**WHAT TO PRODUCE**
Locate the string "text" throughout the material and copy every line in which it occurs.

----------------------------------------

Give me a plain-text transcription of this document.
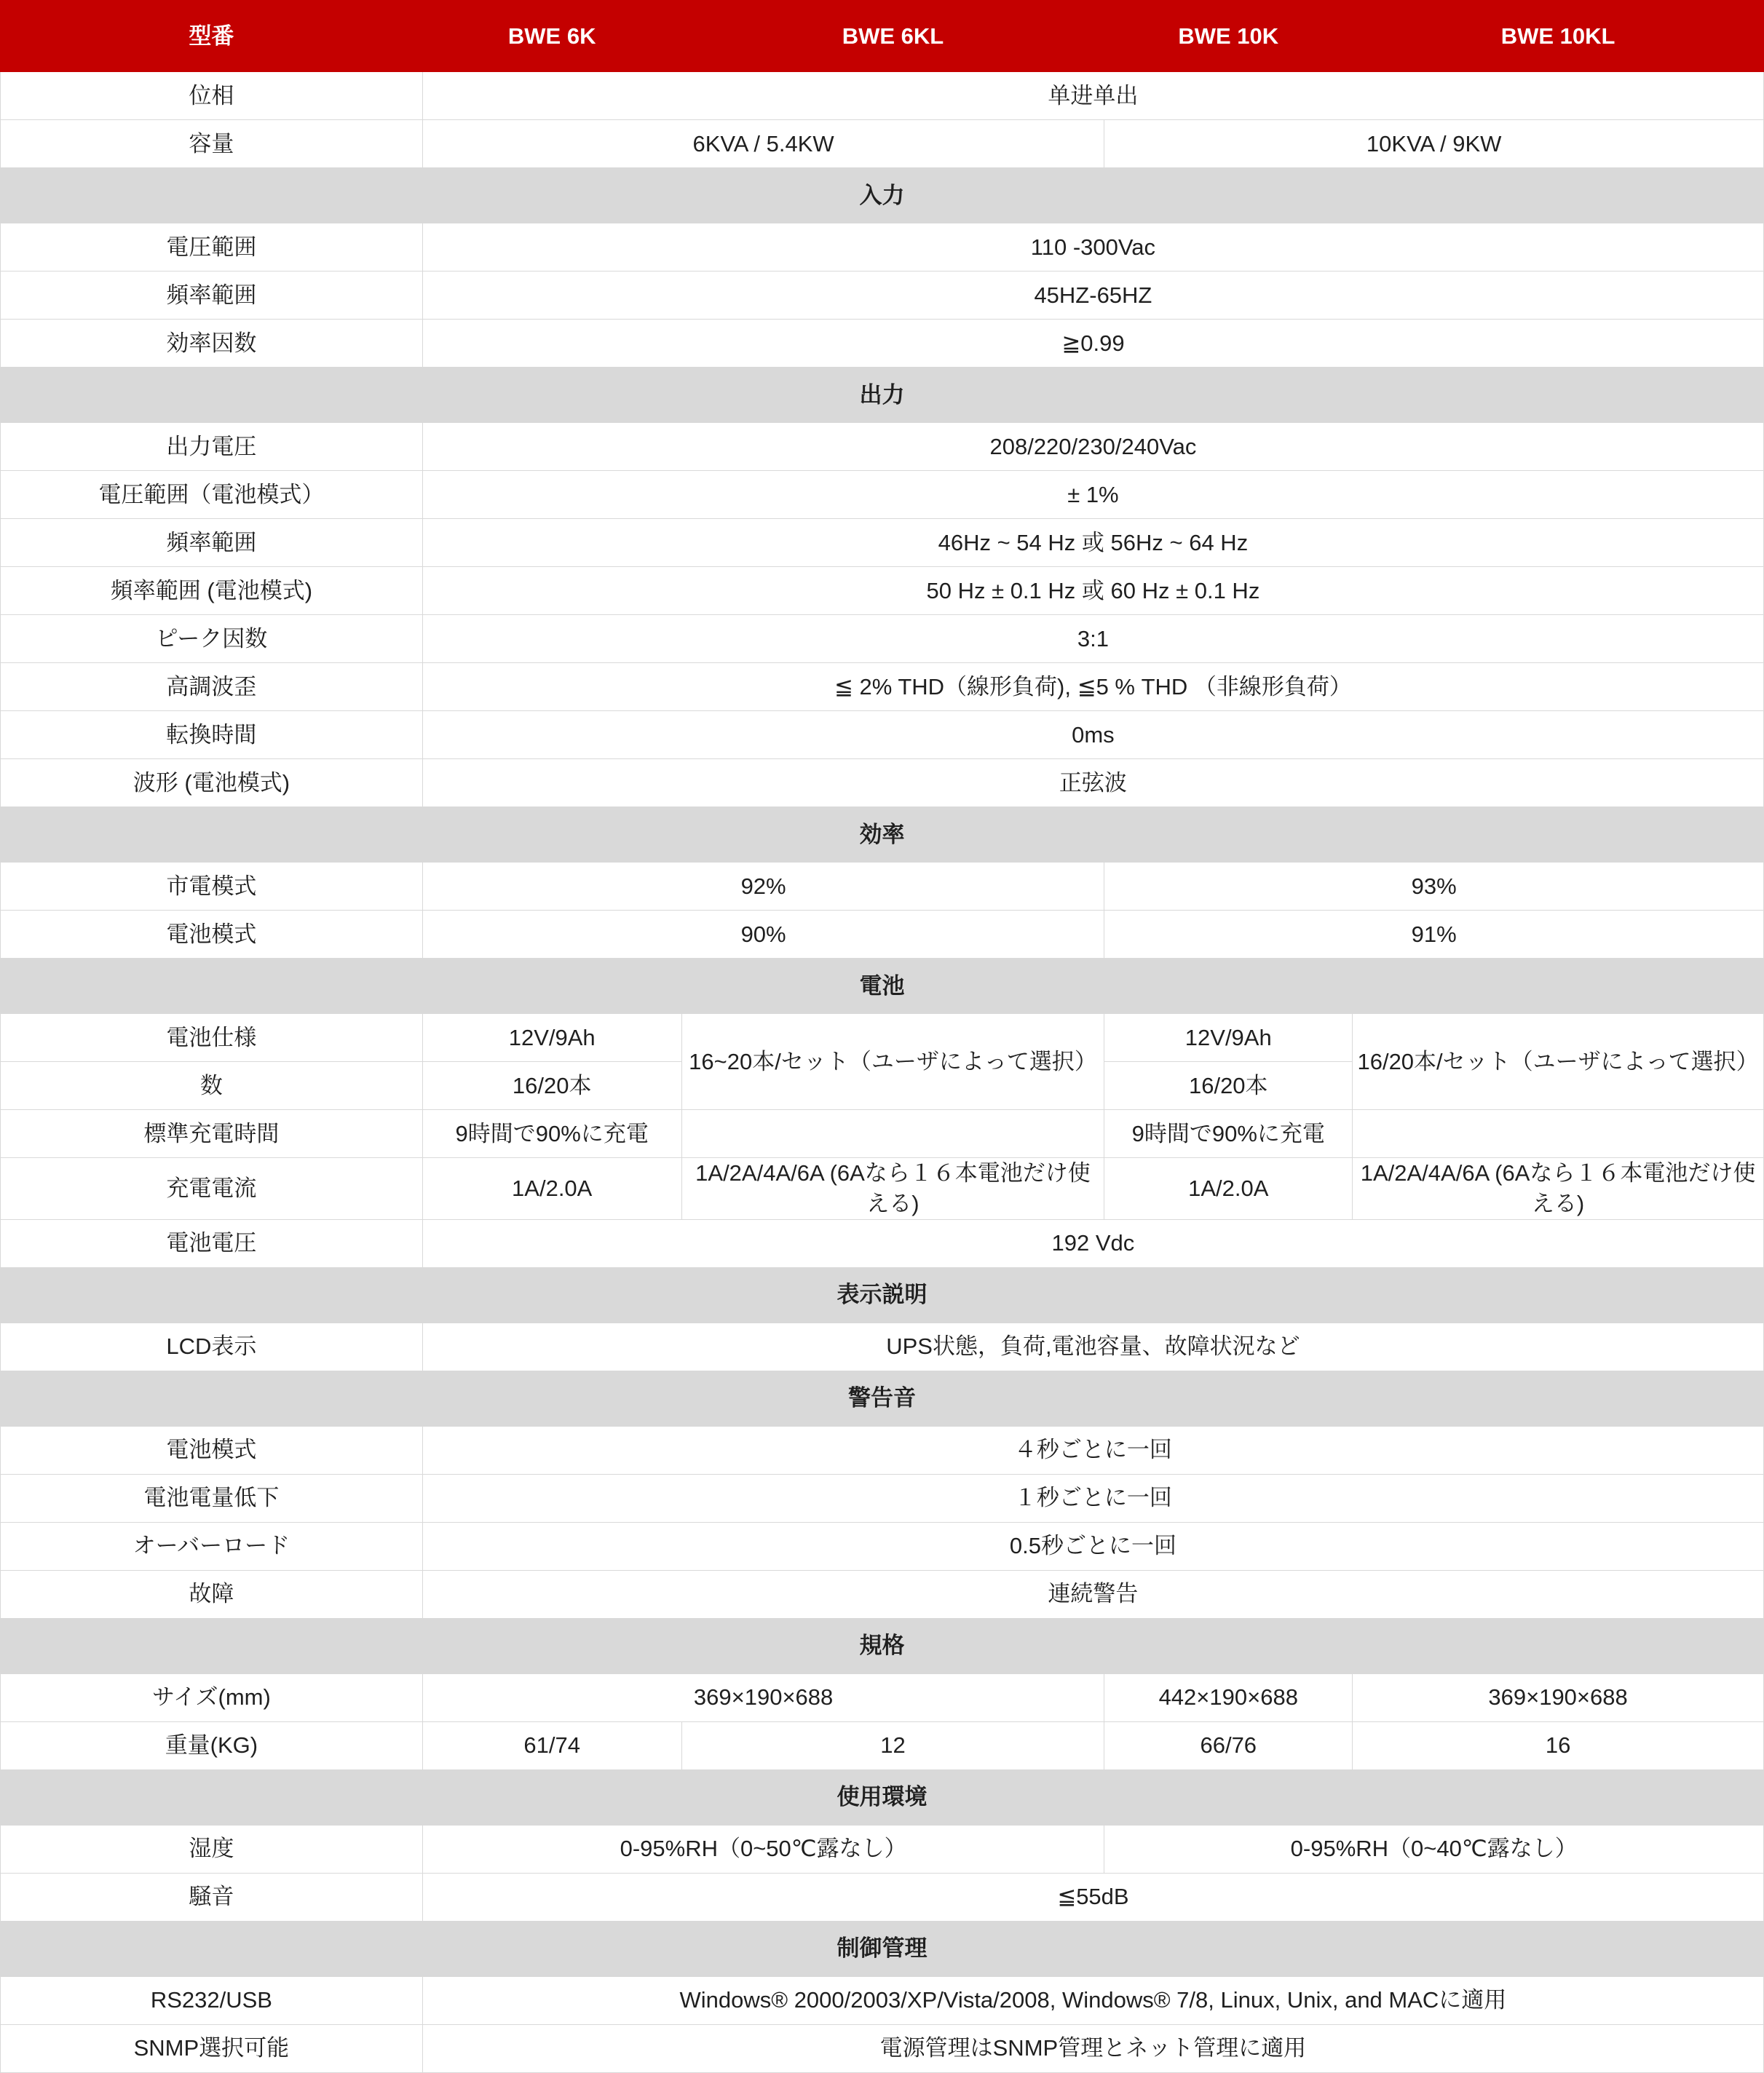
型番	BWE 6K	BWE 6KL	BWE 10K	BWE 10KL
位相	单进单出			
容量	6KVA / 5.4KW		10KVA / 9KW	
入力				
電圧範囲	110 -300Vac			
頻率範囲	45HZ-65HZ			
効率因数	≧0.99			
出力				
出力電圧	208/220/230/240Vac			
電圧範囲（電池模式）	± 1%			
頻率範囲	46Hz ~ 54 Hz 或 56Hz ~ 64 Hz			
頻率範囲 (電池模式)	50 Hz ± 0.1 Hz 或 60 Hz ± 0.1 Hz			
ピーク因数	3:1			
高調波歪	≦ 2% THD（線形負荷), ≦5 % THD （非線形負荷）			
転換時間	0ms			
波形 (電池模式)	正弦波			
効率				
市電模式	92%		93%	
電池模式	90%		91%	
電池				
電池仕様	12V/9Ah	16~20本/セット（ユーザによって選択）	12V/9Ah	16/20本/セット（ユーザによって選択）
数	16/20本		16/20本	
標準充電時間	9時間で90%に充電		9時間で90%に充電	
充電電流	1A/2.0A	1A/2A/4A/6A (6Aなら１６本電池だけ使える)	1A/2.0A	1A/2A/4A/6A (6Aなら１６本電池だけ使える)
電池電圧	192 Vdc			
表示説明				
LCD表示	UPS状態，負荷,電池容量、故障状況など			
警告音				
電池模式	４秒ごとに一回			
電池電量低下	１秒ごとに一回			
オーバーロード	0.5秒ごとに一回			
故障	連続警告			
規格				
サイズ(mm)	369×190×688		442×190×688	369×190×688
重量(KG)	61/74	12	66/76	16
使用環境				
湿度	0-95%RH（0~50℃露なし）		0-95%RH（0~40℃露なし）	
騒音	≦55dB			
制御管理				
RS232/USB	Windows® 2000/2003/XP/Vista/2008, Windows® 7/8, Linux, Unix, and MACに適用			
SNMP選択可能	電源管理はSNMP管理とネット管理に適用			
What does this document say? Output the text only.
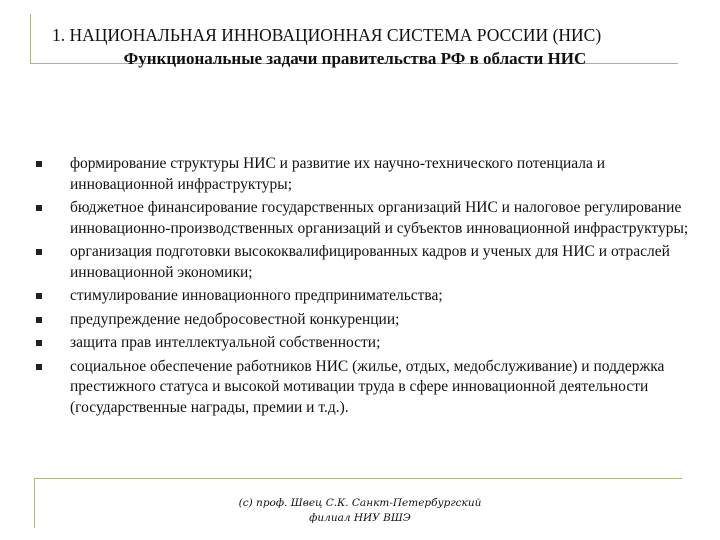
1. НАЦИОНАЛЬНАЯ ИННОВАЦИОННАЯ СИСТЕМА РОССИИ (НИС)
Функциональные задачи правительства РФ в области НИС
формирование структуры НИС и развитие их научно-технического потенциала и инновационной инфраструктуры;
бюджетное финансирование государственных организаций НИС и налоговое регулирование инновационно-производственных организаций и субъектов инновационной инфраструктуры;
организация подготовки высококвалифицированных кадров и ученых для НИС и отраслей инновационной экономики;
стимулирование инновационного предпринимательства;
предупреждение недобросовестной конкуренции;
защита прав интеллектуальной собственности;
социальное обеспечение работников НИС (жилье, отдых, медобслуживание) и поддержка престижного статуса и высокой мотивации труда в сфере инновационной деятельности (государственные награды, премии и т.д.).
(с) проф. Швец С.К. Санкт-Петербургский
филиал НИУ ВШЭ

----------------------------------------

**ANSWER FOR THE TASK**
Give me a plain-text transcription of this document.
What does this document say? Output the text only.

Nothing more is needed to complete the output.